* RAW RECORDS *
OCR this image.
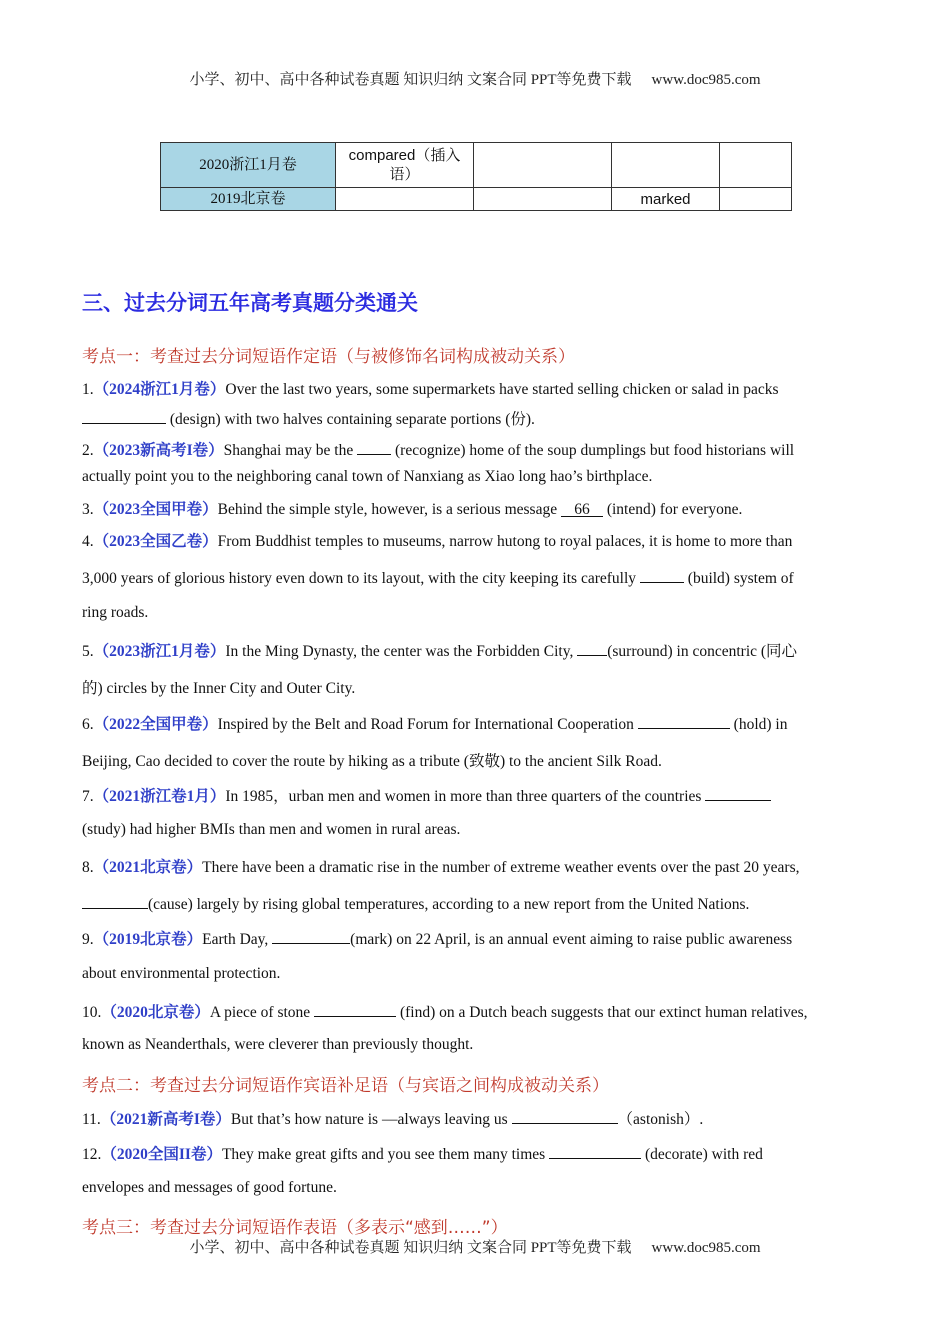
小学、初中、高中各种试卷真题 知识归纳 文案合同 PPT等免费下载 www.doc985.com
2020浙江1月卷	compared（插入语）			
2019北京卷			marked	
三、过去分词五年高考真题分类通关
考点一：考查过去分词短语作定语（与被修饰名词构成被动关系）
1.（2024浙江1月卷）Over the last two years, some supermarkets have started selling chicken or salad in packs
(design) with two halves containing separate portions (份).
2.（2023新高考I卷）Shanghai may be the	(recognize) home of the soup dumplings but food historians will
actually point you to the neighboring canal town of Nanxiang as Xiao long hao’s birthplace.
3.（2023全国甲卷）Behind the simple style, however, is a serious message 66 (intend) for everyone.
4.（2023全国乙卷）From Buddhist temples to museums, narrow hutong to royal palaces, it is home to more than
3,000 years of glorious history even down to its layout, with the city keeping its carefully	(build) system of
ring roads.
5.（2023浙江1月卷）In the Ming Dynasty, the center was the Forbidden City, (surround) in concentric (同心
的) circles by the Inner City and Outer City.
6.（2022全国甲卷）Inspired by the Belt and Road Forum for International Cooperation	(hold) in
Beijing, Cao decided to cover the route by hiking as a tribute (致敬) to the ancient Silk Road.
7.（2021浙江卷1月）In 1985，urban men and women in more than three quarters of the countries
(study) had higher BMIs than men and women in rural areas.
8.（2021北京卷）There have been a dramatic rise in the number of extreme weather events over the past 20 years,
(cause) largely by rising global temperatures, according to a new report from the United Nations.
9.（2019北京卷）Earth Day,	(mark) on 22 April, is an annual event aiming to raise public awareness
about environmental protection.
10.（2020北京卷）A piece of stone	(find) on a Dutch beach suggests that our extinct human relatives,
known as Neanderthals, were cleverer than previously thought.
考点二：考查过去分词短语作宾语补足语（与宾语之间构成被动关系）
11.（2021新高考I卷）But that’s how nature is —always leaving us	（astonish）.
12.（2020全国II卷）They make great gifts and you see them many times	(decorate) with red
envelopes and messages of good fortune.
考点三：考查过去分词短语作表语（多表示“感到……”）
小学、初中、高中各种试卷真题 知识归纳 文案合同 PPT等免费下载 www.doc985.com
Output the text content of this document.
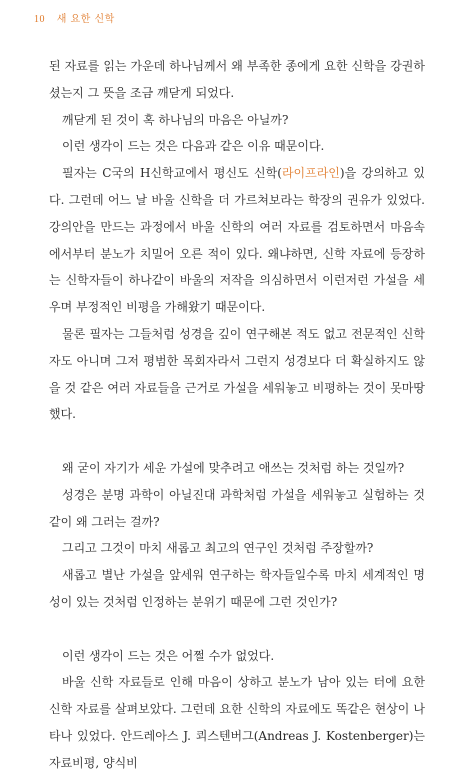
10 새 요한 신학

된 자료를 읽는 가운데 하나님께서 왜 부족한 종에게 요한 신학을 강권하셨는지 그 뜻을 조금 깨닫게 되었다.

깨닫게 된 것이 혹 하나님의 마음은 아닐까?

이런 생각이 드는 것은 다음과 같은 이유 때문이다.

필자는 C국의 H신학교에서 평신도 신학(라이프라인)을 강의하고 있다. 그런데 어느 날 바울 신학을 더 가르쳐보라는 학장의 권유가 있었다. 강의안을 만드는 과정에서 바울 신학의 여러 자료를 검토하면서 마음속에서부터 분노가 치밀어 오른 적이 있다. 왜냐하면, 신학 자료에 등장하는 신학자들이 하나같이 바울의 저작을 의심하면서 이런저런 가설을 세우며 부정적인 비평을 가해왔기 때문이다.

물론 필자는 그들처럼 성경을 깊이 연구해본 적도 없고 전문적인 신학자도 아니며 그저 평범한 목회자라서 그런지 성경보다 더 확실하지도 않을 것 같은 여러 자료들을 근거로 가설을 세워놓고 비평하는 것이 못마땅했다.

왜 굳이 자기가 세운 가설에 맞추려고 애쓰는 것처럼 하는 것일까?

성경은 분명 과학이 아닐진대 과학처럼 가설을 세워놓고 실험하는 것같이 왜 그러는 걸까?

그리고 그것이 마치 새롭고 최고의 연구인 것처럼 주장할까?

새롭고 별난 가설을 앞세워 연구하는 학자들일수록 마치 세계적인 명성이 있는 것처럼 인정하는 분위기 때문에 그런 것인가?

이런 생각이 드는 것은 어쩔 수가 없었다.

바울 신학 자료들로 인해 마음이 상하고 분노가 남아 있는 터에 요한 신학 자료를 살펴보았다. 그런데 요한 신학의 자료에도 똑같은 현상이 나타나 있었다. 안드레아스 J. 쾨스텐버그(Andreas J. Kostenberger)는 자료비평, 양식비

* EXERCISE PROMPT *
From the entries above, copy each line holding "more".

* SOLUTION TO THIS PROBLEM *
4.（2023全国乙卷）From Buddhist temples to museums, narrow hutong to royal palaces, it is home to more than
7.（2021浙江卷1月）In 1985，urban men and women in more than three quarters of the countries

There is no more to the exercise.